> **Aim of the exercise**
Leave out the pictures and copy every record exactly.

> **Dataset items**
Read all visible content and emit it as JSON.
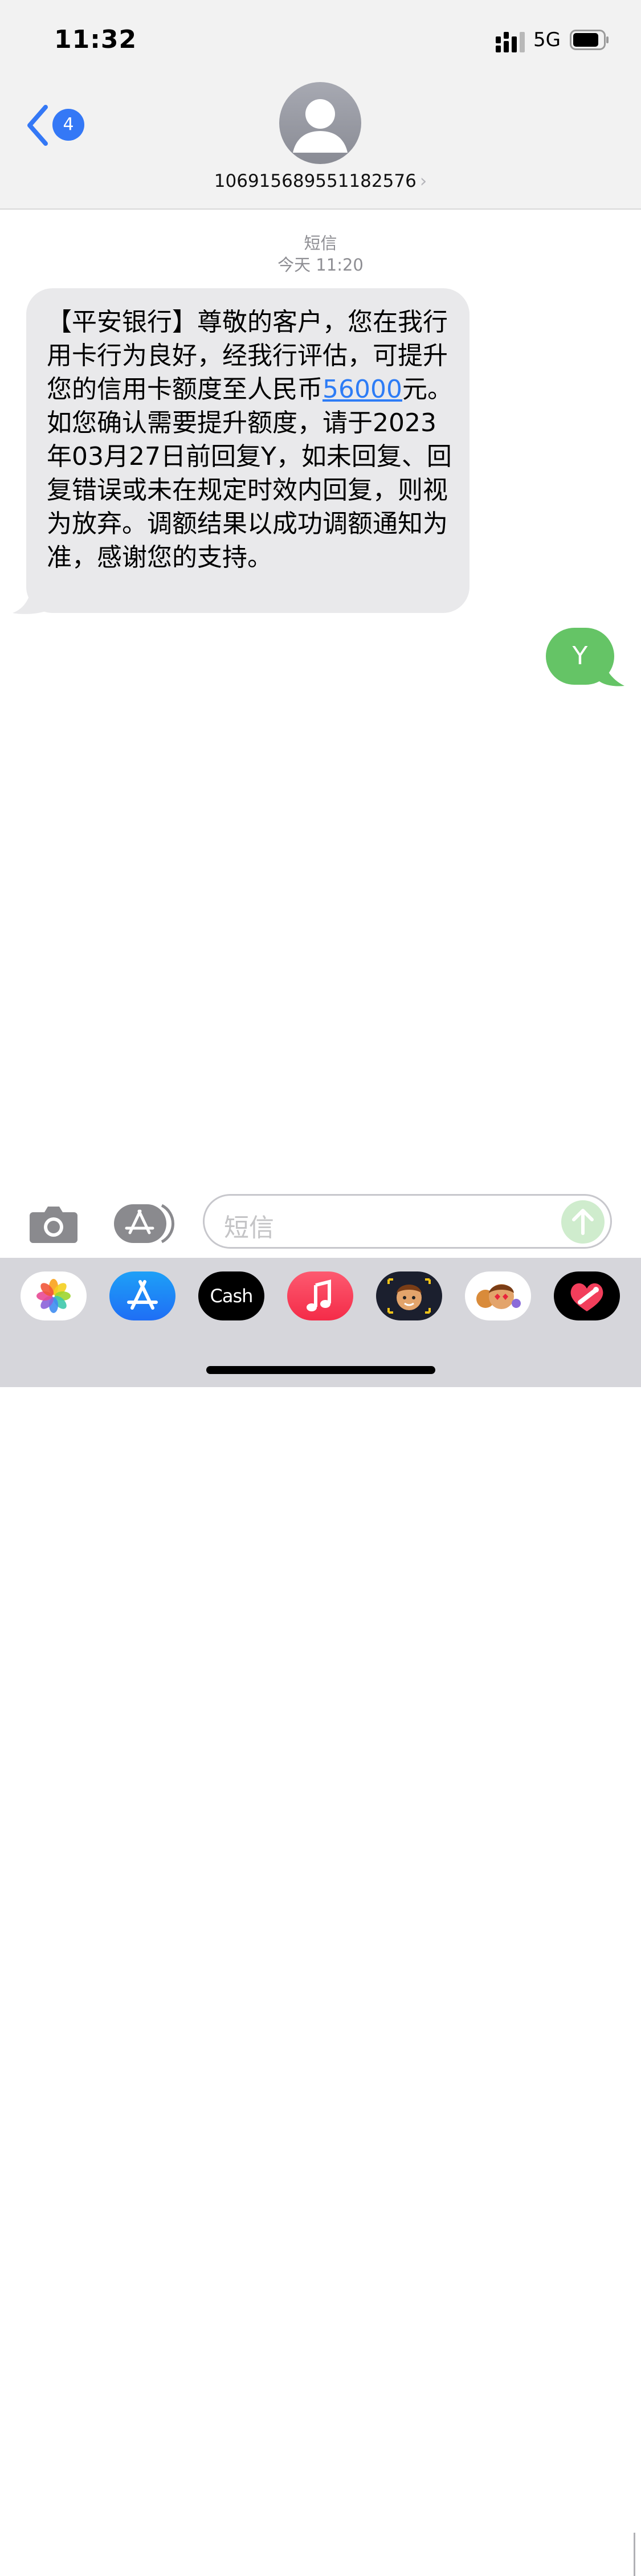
{
  "status_bar": {
    "time": "11:32",
    "network": "5G"
  },
  "header": {
    "back_badge": "4",
    "contact": "106915689551182576",
    "contact_chevron": "›"
  },
  "thread": {
    "service_label": "短信",
    "timestamp": "今天 11:20"
  },
  "messages": {
    "incoming": {
      "text_before_link": "【平安银行】尊敬的客户，您在我行用卡行为良好，经我行评估，可提升您的信用卡额度至人民币",
      "link": "56000",
      "text_after_link": "元。如您确认需要提升额度，请于2023年03月27日前回复Y，如未回复、回复错误或未在规定时效内回复，则视为放弃。调额结果以成功调额通知为准，感谢您的支持。"
    },
    "outgoing": {
      "text": "Y"
    }
  },
  "input": {
    "placeholder": "短信"
  },
  "app_tray": {
    "cash_label": "Cash",
    "items": [
      "photos-icon",
      "app-store-icon",
      "apple-cash-icon",
      "music-icon",
      "memoji-icon",
      "memoji-stickers-icon",
      "digital-touch-icon"
    ]
  },
  "colors": {
    "accent": "#3478f6",
    "incoming_bubble": "#e9e9eb",
    "outgoing_bubble": "#65c466",
    "link": "#2d7cf6",
    "header_bg": "#f2f2f2",
    "tray_bg": "#d6d6db"
  }
}
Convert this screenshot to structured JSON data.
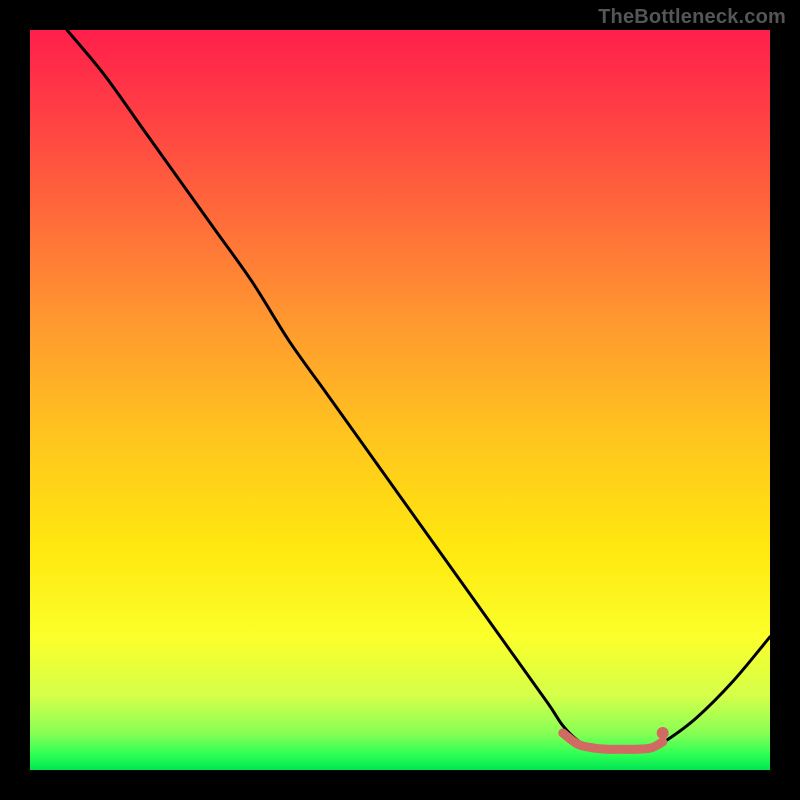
{
  "watermark": "TheBottleneck.com",
  "chart_data": {
    "type": "line",
    "title": "",
    "xlabel": "",
    "ylabel": "",
    "xlim": [
      0,
      100
    ],
    "ylim": [
      0,
      100
    ],
    "grid": false,
    "series": [
      {
        "name": "bottleneck-curve",
        "color": "#000000",
        "x": [
          5,
          10,
          15,
          20,
          25,
          30,
          35,
          40,
          45,
          50,
          55,
          60,
          65,
          70,
          72,
          74,
          76,
          78,
          80,
          82,
          84,
          86,
          90,
          95,
          100
        ],
        "values": [
          100,
          94,
          87,
          80,
          73,
          66,
          58,
          51,
          44,
          37,
          30,
          23,
          16,
          9,
          6,
          4,
          3,
          2.5,
          2.5,
          2.5,
          3,
          4,
          7,
          12,
          18
        ]
      },
      {
        "name": "highlight-band",
        "color": "#d26a64",
        "x": [
          72,
          74,
          76,
          78,
          80,
          82,
          84,
          85.5
        ],
        "values": [
          5,
          3.5,
          3,
          2.8,
          2.8,
          2.8,
          3,
          3.8
        ]
      }
    ],
    "markers": [
      {
        "name": "highlight-dot",
        "x": 85.5,
        "y": 5,
        "color": "#d26a64"
      }
    ],
    "background_gradient": {
      "direction": "vertical",
      "stops": [
        {
          "pos": 0.0,
          "color": "#ff1f4b"
        },
        {
          "pos": 0.1,
          "color": "#ff3b45"
        },
        {
          "pos": 0.25,
          "color": "#ff6a3a"
        },
        {
          "pos": 0.4,
          "color": "#ff9a2f"
        },
        {
          "pos": 0.55,
          "color": "#ffc51e"
        },
        {
          "pos": 0.7,
          "color": "#ffe80f"
        },
        {
          "pos": 0.82,
          "color": "#fbff2a"
        },
        {
          "pos": 0.9,
          "color": "#d4ff4a"
        },
        {
          "pos": 0.95,
          "color": "#88ff55"
        },
        {
          "pos": 0.98,
          "color": "#2bff55"
        },
        {
          "pos": 1.0,
          "color": "#00e552"
        }
      ]
    }
  }
}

> **The completed task**
Read all visible content and emit it as JSON.
{
  "status_bar": {
    "time": "11:32",
    "network": "5G"
  },
  "header": {
    "back_badge": "4",
    "contact": "106915689551182576",
    "contact_chevron": "›"
  },
  "thread": {
    "service_label": "短信",
    "timestamp": "今天 11:20"
  },
  "messages": {
    "incoming": {
      "text_before_link": "【平安银行】尊敬的客户，您在我行用卡行为良好，经我行评估，可提升您的信用卡额度至人民币",
      "link": "56000",
      "text_after_link": "元。如您确认需要提升额度，请于2023年03月27日前回复Y，如未回复、回复错误或未在规定时效内回复，则视为放弃。调额结果以成功调额通知为准，感谢您的支持。"
    },
    "outgoing": {
      "text": "Y"
    }
  },
  "input": {
    "placeholder": "短信"
  },
  "app_tray": {
    "cash_label": "Cash",
    "items": [
      "photos-icon",
      "app-store-icon",
      "apple-cash-icon",
      "music-icon",
      "memoji-icon",
      "memoji-stickers-icon",
      "digital-touch-icon"
    ]
  },
  "colors": {
    "accent": "#3478f6",
    "incoming_bubble": "#e9e9eb",
    "outgoing_bubble": "#65c466",
    "link": "#2d7cf6",
    "header_bg": "#f2f2f2",
    "tray_bg": "#d6d6db"
  }
}
Convert this screenshot to structured JSON data.
{
  "watermark": "TheBottleneck.com",
  "chart_data": {
    "type": "line",
    "title": "",
    "xlabel": "",
    "ylabel": "",
    "xlim": [
      0,
      100
    ],
    "ylim": [
      0,
      100
    ],
    "grid": false,
    "series": [
      {
        "name": "bottleneck-curve",
        "color": "#000000",
        "x": [
          5,
          10,
          15,
          20,
          25,
          30,
          35,
          40,
          45,
          50,
          55,
          60,
          65,
          70,
          72,
          74,
          76,
          78,
          80,
          82,
          84,
          86,
          90,
          95,
          100
        ],
        "values": [
          100,
          94,
          87,
          80,
          73,
          66,
          58,
          51,
          44,
          37,
          30,
          23,
          16,
          9,
          6,
          4,
          3,
          2.5,
          2.5,
          2.5,
          3,
          4,
          7,
          12,
          18
        ]
      },
      {
        "name": "highlight-band",
        "color": "#d26a64",
        "x": [
          72,
          74,
          76,
          78,
          80,
          82,
          84,
          85.5
        ],
        "values": [
          5,
          3.5,
          3,
          2.8,
          2.8,
          2.8,
          3,
          3.8
        ]
      }
    ],
    "markers": [
      {
        "name": "highlight-dot",
        "x": 85.5,
        "y": 5,
        "color": "#d26a64"
      }
    ],
    "background_gradient": {
      "direction": "vertical",
      "stops": [
        {
          "pos": 0.0,
          "color": "#ff1f4b"
        },
        {
          "pos": 0.1,
          "color": "#ff3b45"
        },
        {
          "pos": 0.25,
          "color": "#ff6a3a"
        },
        {
          "pos": 0.4,
          "color": "#ff9a2f"
        },
        {
          "pos": 0.55,
          "color": "#ffc51e"
        },
        {
          "pos": 0.7,
          "color": "#ffe80f"
        },
        {
          "pos": 0.82,
          "color": "#fbff2a"
        },
        {
          "pos": 0.9,
          "color": "#d4ff4a"
        },
        {
          "pos": 0.95,
          "color": "#88ff55"
        },
        {
          "pos": 0.98,
          "color": "#2bff55"
        },
        {
          "pos": 1.0,
          "color": "#00e552"
        }
      ]
    }
  }
}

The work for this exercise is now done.